(The problem)
Every record should be written out exactly, with the pictures left out.

Data entries

---+---

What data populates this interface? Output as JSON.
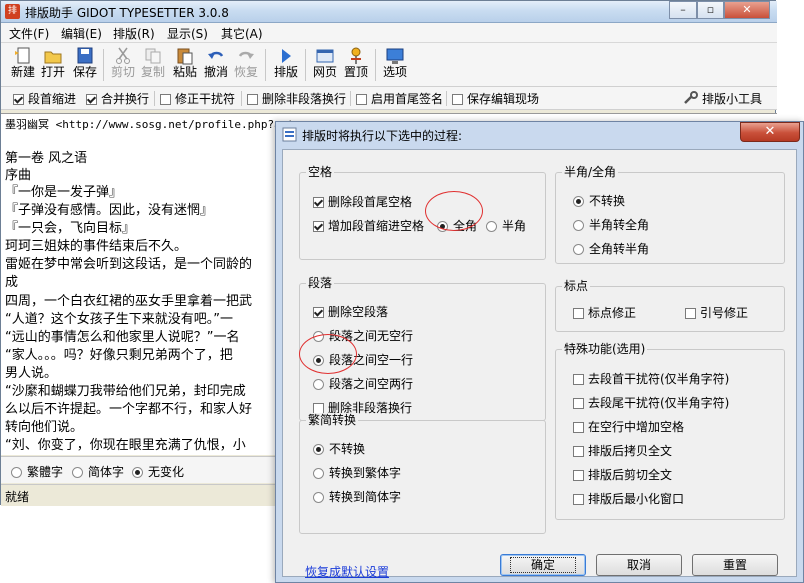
{
  "main_window": {
    "title": "排版助手 GIDOT TYPESETTER 3.0.8",
    "menu": [
      "文件(F)",
      "编辑(E)",
      "排版(R)",
      "显示(S)",
      "其它(A)"
    ],
    "toolbar": [
      {
        "label": "新建",
        "icon": "new-doc-icon",
        "disabled": false
      },
      {
        "label": "打开",
        "icon": "folder-open-icon",
        "disabled": false
      },
      {
        "label": "保存",
        "icon": "floppy-icon",
        "disabled": false
      },
      {
        "label": "剪切",
        "icon": "scissors-icon",
        "disabled": true
      },
      {
        "label": "复制",
        "icon": "copy-icon",
        "disabled": true
      },
      {
        "label": "粘贴",
        "icon": "paste-icon",
        "disabled": false
      },
      {
        "label": "撤消",
        "icon": "undo-icon",
        "disabled": false
      },
      {
        "label": "恢复",
        "icon": "redo-icon",
        "disabled": true
      },
      {
        "label": "排版",
        "icon": "play-icon",
        "disabled": false
      },
      {
        "label": "网页",
        "icon": "web-icon",
        "disabled": false
      },
      {
        "label": "置顶",
        "icon": "pin-icon",
        "disabled": false
      },
      {
        "label": "选项",
        "icon": "monitor-icon",
        "disabled": false
      }
    ],
    "options": [
      {
        "label": "段首缩进",
        "checked": true
      },
      {
        "label": "合并换行",
        "checked": true
      },
      {
        "label": "修正干扰符",
        "checked": false
      },
      {
        "label": "删除非段落换行",
        "checked": false
      },
      {
        "label": "启用首尾签名",
        "checked": false
      },
      {
        "label": "保存编辑现场",
        "checked": false
      }
    ],
    "tools_label": "排版小工具",
    "editor_lines": [
      "墨羽幽冥 <http://www.sosg.net/profile.php?act",
      "",
      "第一卷 风之语",
      "序曲",
      "『一你是一发子弹』",
      "『子弹没有感情。因此，没有迷惘』",
      "『一只会，飞向目标』",
      "珂珂三姐妹的事件结束后不久。",
      "雷姬在梦中常会听到这段话，是一个同龄的",
      "成",
      "四周，一个白衣红裙的巫女手里拿着一把武",
      "“人道？这个女孩子生下来就没有吧。”一",
      "“远山的事情怎么和他家里人说呢？”一名",
      "“家人。。。吗？好像只剩兄弟两个了，把",
      "男人说。",
      "“沙縻和蝴蝶刀我带给他们兄弟，封印完成",
      "么以后不许提起。一个字都不行，和家人好",
      "转向他们说。",
      "“刘、你变了，你现在眼里充满了仇恨，小"
    ],
    "conversion": [
      {
        "label": "繁體字",
        "selected": false
      },
      {
        "label": "简体字",
        "selected": false
      },
      {
        "label": "无变化",
        "selected": true
      }
    ],
    "status": "就绪"
  },
  "dialog": {
    "title": "排版时将执行以下选中的过程:",
    "close_label": "✕",
    "spacing": {
      "title": "空格",
      "delete_spaces": {
        "label": "删除段首尾空格",
        "checked": true
      },
      "add_indent": {
        "label": "增加段首缩进空格",
        "checked": true
      },
      "full_width": {
        "label": "全角",
        "selected": true
      },
      "half_width": {
        "label": "半角",
        "selected": false
      }
    },
    "paragraph": {
      "title": "段落",
      "delete_empty": {
        "label": "删除空段落",
        "checked": true
      },
      "options": [
        {
          "label": "段落之间无空行",
          "selected": false
        },
        {
          "label": "段落之间空一行",
          "selected": true
        },
        {
          "label": "段落之间空两行",
          "selected": false
        }
      ],
      "delete_non_para": {
        "label": "删除非段落换行",
        "checked": false
      }
    },
    "trad_simp": {
      "title": "繁简转换",
      "options": [
        {
          "label": "不转换",
          "selected": true
        },
        {
          "label": "转换到繁体字",
          "selected": false
        },
        {
          "label": "转换到简体字",
          "selected": false
        }
      ]
    },
    "width": {
      "title": "半角/全角",
      "options": [
        {
          "label": "不转换",
          "selected": true
        },
        {
          "label": "半角转全角",
          "selected": false
        },
        {
          "label": "全角转半角",
          "selected": false
        }
      ]
    },
    "punctuation": {
      "title": "标点",
      "items": [
        {
          "label": "标点修正",
          "checked": false
        },
        {
          "label": "引号修正",
          "checked": false
        }
      ]
    },
    "special": {
      "title": "特殊功能(选用)",
      "items": [
        {
          "label": "去段首干扰符(仅半角字符)",
          "checked": false
        },
        {
          "label": "去段尾干扰符(仅半角字符)",
          "checked": false
        },
        {
          "label": "在空行中增加空格",
          "checked": false
        },
        {
          "label": "排版后拷贝全文",
          "checked": false
        },
        {
          "label": "排版后剪切全文",
          "checked": false
        },
        {
          "label": "排版后最小化窗口",
          "checked": false
        }
      ]
    },
    "restore_link": "恢复成默认设置",
    "buttons": {
      "ok": "确定",
      "cancel": "取消",
      "reset": "重置"
    }
  }
}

---+---

(Task response)
What data populates this interface? Output as JSON.
{
  "main_window": {
    "title": "排版助手 GIDOT TYPESETTER 3.0.8",
    "menu": [
      "文件(F)",
      "编辑(E)",
      "排版(R)",
      "显示(S)",
      "其它(A)"
    ],
    "toolbar": [
      {
        "label": "新建",
        "icon": "new-doc-icon",
        "disabled": false
      },
      {
        "label": "打开",
        "icon": "folder-open-icon",
        "disabled": false
      },
      {
        "label": "保存",
        "icon": "floppy-icon",
        "disabled": false
      },
      {
        "label": "剪切",
        "icon": "scissors-icon",
        "disabled": true
      },
      {
        "label": "复制",
        "icon": "copy-icon",
        "disabled": true
      },
      {
        "label": "粘贴",
        "icon": "paste-icon",
        "disabled": false
      },
      {
        "label": "撤消",
        "icon": "undo-icon",
        "disabled": false
      },
      {
        "label": "恢复",
        "icon": "redo-icon",
        "disabled": true
      },
      {
        "label": "排版",
        "icon": "play-icon",
        "disabled": false
      },
      {
        "label": "网页",
        "icon": "web-icon",
        "disabled": false
      },
      {
        "label": "置顶",
        "icon": "pin-icon",
        "disabled": false
      },
      {
        "label": "选项",
        "icon": "monitor-icon",
        "disabled": false
      }
    ],
    "options": [
      {
        "label": "段首缩进",
        "checked": true
      },
      {
        "label": "合并换行",
        "checked": true
      },
      {
        "label": "修正干扰符",
        "checked": false
      },
      {
        "label": "删除非段落换行",
        "checked": false
      },
      {
        "label": "启用首尾签名",
        "checked": false
      },
      {
        "label": "保存编辑现场",
        "checked": false
      }
    ],
    "tools_label": "排版小工具",
    "editor_lines": [
      "墨羽幽冥 <http://www.sosg.net/profile.php?act",
      "",
      "第一卷 风之语",
      "序曲",
      "『一你是一发子弹』",
      "『子弹没有感情。因此，没有迷惘』",
      "『一只会，飞向目标』",
      "珂珂三姐妹的事件结束后不久。",
      "雷姬在梦中常会听到这段话，是一个同龄的",
      "成",
      "四周，一个白衣红裙的巫女手里拿着一把武",
      "“人道？这个女孩子生下来就没有吧。”一",
      "“远山的事情怎么和他家里人说呢？”一名",
      "“家人。。。吗？好像只剩兄弟两个了，把",
      "男人说。",
      "“沙縻和蝴蝶刀我带给他们兄弟，封印完成",
      "么以后不许提起。一个字都不行，和家人好",
      "转向他们说。",
      "“刘、你变了，你现在眼里充满了仇恨，小"
    ],
    "conversion": [
      {
        "label": "繁體字",
        "selected": false
      },
      {
        "label": "简体字",
        "selected": false
      },
      {
        "label": "无变化",
        "selected": true
      }
    ],
    "status": "就绪"
  },
  "dialog": {
    "title": "排版时将执行以下选中的过程:",
    "close_label": "✕",
    "spacing": {
      "title": "空格",
      "delete_spaces": {
        "label": "删除段首尾空格",
        "checked": true
      },
      "add_indent": {
        "label": "增加段首缩进空格",
        "checked": true
      },
      "full_width": {
        "label": "全角",
        "selected": true
      },
      "half_width": {
        "label": "半角",
        "selected": false
      }
    },
    "paragraph": {
      "title": "段落",
      "delete_empty": {
        "label": "删除空段落",
        "checked": true
      },
      "options": [
        {
          "label": "段落之间无空行",
          "selected": false
        },
        {
          "label": "段落之间空一行",
          "selected": true
        },
        {
          "label": "段落之间空两行",
          "selected": false
        }
      ],
      "delete_non_para": {
        "label": "删除非段落换行",
        "checked": false
      }
    },
    "trad_simp": {
      "title": "繁简转换",
      "options": [
        {
          "label": "不转换",
          "selected": true
        },
        {
          "label": "转换到繁体字",
          "selected": false
        },
        {
          "label": "转换到简体字",
          "selected": false
        }
      ]
    },
    "width": {
      "title": "半角/全角",
      "options": [
        {
          "label": "不转换",
          "selected": true
        },
        {
          "label": "半角转全角",
          "selected": false
        },
        {
          "label": "全角转半角",
          "selected": false
        }
      ]
    },
    "punctuation": {
      "title": "标点",
      "items": [
        {
          "label": "标点修正",
          "checked": false
        },
        {
          "label": "引号修正",
          "checked": false
        }
      ]
    },
    "special": {
      "title": "特殊功能(选用)",
      "items": [
        {
          "label": "去段首干扰符(仅半角字符)",
          "checked": false
        },
        {
          "label": "去段尾干扰符(仅半角字符)",
          "checked": false
        },
        {
          "label": "在空行中增加空格",
          "checked": false
        },
        {
          "label": "排版后拷贝全文",
          "checked": false
        },
        {
          "label": "排版后剪切全文",
          "checked": false
        },
        {
          "label": "排版后最小化窗口",
          "checked": false
        }
      ]
    },
    "restore_link": "恢复成默认设置",
    "buttons": {
      "ok": "确定",
      "cancel": "取消",
      "reset": "重置"
    }
  }
}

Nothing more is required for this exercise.